* Görev *
Dördüncü Bölüğün kuruluşunu anlatan aşağıdaki metni, hiçbir değişiklik yapmadan baştan sona alıntılayın.

* Belge alıntısı *
※ ※ ※

Bir gün Alay
Kumandanlığından şöyle bir emir geldi: "Sekizinci Bölükten Üsteğmen Safa
Efendi Dördüncü Bölüğü teşkile memur edilmiştir."
Bu emri alınca Tabur
Kumandanlığına gittim, hiç yoktan bir Bölük teşkil etmek için bana salahiyet
verilmesini rica ettim.
"Sen Bölüğü
teşkil et de ne yapılmak icap ederse biz yaparız." dediler.
"Şu halde
Taburun diğer Bölüklerinden bu Bölüğü meydana getirecek Çavuş, Onbaşı ve Erleri
ben seçeceğim." dedim.
Tabur Komutanı kabul
ederek Bölüklere emir yazdı.
Kışlanın önündeki
geniş meydana Bölükler toplandılar. Efradı gözden geçirdim. Baktım ki, böyle
bir vazife için tam manası ile açıkgöze benzer Çavuş, Onbaşı ve Er hiç yok. Derhâl
koğuşlara giderek araştırdım, kıymetli Erler koğuşlarda bırakılmıştı.
Koğuşlardaki bu
Erlerin de Bölüklerine iltihaklarını istedim. Bölük Komutanlarının yüzlerinden
bana çok içerlediklerini anladım ama ne yapalım ki, emir böyle idi.

※ ※ ※

* Verilen malzeme *
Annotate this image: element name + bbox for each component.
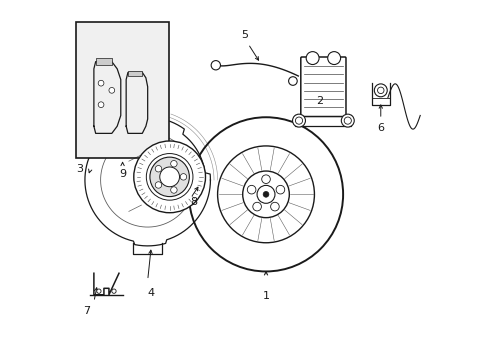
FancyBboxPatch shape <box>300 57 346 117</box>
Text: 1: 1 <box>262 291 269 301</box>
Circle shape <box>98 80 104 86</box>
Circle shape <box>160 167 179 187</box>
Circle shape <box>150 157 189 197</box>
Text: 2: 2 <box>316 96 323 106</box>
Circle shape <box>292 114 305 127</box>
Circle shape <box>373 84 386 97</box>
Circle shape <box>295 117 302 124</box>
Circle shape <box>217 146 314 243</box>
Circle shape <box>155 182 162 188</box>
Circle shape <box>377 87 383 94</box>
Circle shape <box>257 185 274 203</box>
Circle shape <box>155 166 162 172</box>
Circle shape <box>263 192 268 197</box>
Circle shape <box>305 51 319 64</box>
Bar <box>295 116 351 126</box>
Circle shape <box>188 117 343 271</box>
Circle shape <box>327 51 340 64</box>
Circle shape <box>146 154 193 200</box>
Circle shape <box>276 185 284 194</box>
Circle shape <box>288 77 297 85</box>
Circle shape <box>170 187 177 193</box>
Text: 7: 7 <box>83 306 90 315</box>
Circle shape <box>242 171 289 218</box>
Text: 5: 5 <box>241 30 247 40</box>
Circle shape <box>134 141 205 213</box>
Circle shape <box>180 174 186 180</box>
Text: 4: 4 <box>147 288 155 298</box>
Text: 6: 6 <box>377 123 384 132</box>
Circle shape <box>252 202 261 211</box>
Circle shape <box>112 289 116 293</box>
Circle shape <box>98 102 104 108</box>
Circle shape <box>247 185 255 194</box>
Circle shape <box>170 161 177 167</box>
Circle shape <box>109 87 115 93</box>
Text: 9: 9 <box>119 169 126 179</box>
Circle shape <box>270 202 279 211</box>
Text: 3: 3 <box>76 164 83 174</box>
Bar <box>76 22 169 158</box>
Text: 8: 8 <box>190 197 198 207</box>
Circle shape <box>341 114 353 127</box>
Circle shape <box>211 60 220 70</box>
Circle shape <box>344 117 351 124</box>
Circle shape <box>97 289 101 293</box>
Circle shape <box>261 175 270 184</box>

※ ※ ※

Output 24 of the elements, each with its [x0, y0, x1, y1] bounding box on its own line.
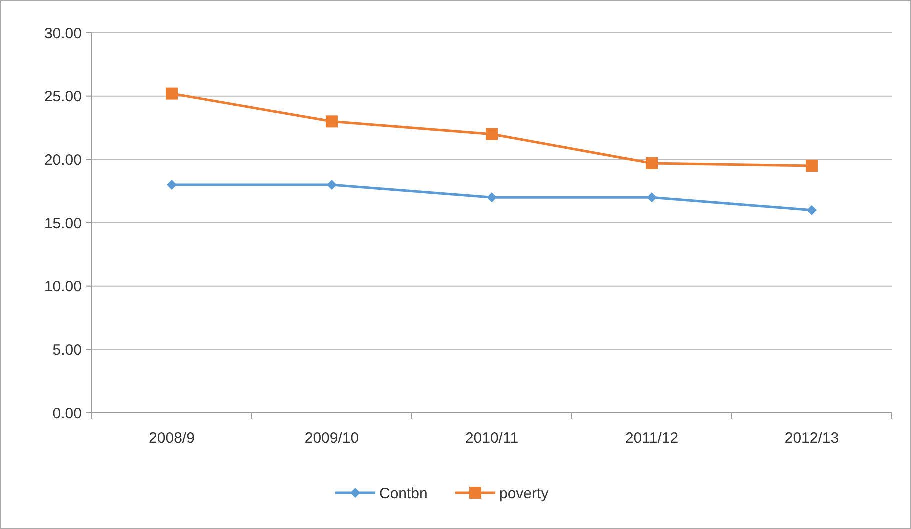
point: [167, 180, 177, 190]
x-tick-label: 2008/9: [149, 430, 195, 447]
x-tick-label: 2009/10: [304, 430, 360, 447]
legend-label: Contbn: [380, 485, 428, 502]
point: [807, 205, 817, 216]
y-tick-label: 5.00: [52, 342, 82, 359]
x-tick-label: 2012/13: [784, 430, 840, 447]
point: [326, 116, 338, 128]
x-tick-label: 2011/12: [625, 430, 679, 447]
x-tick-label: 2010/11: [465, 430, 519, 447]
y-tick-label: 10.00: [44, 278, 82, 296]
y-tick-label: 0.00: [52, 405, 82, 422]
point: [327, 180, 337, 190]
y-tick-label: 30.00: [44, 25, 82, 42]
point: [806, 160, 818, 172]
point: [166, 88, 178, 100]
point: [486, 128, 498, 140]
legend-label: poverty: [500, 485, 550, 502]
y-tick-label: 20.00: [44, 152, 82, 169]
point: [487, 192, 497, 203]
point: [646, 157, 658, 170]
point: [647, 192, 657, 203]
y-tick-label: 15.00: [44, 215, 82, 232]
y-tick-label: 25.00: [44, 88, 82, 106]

※ ※ ※

* Doğru cevap *
Bir gün Alay
Kumandanlığından şöyle bir emir geldi: "Sekizinci Bölükten Üsteğmen Safa
Efendi Dördüncü Bölüğü teşkile memur edilmiştir."
Bu emri alınca Tabur
Kumandanlığına gittim, hiç yoktan bir Bölük teşkil etmek için bana salahiyet
verilmesini rica ettim.
"Sen Bölüğü
teşkil et de ne yapılmak icap ederse biz yaparız." dediler.
"Şu halde
Taburun diğer Bölüklerinden bu Bölüğü meydana getirecek Çavuş, Onbaşı ve Erleri
ben seçeceğim." dedim.
Tabur Komutanı kabul
ederek Bölüklere emir yazdı.
Kışlanın önündeki
geniş meydana Bölükler toplandılar. Efradı gözden geçirdim. Baktım ki, böyle
bir vazife için tam manası ile açıkgöze benzer Çavuş, Onbaşı ve Er hiç yok. Derhâl
koğuşlara giderek araştırdım, kıymetli Erler koğuşlarda bırakılmıştı.
Koğuşlardaki bu
Erlerin de Bölüklerine iltihaklarını istedim. Bölük Komutanlarının yüzlerinden
bana çok içerlediklerini anladım ama ne yapalım ki, emir böyle idi.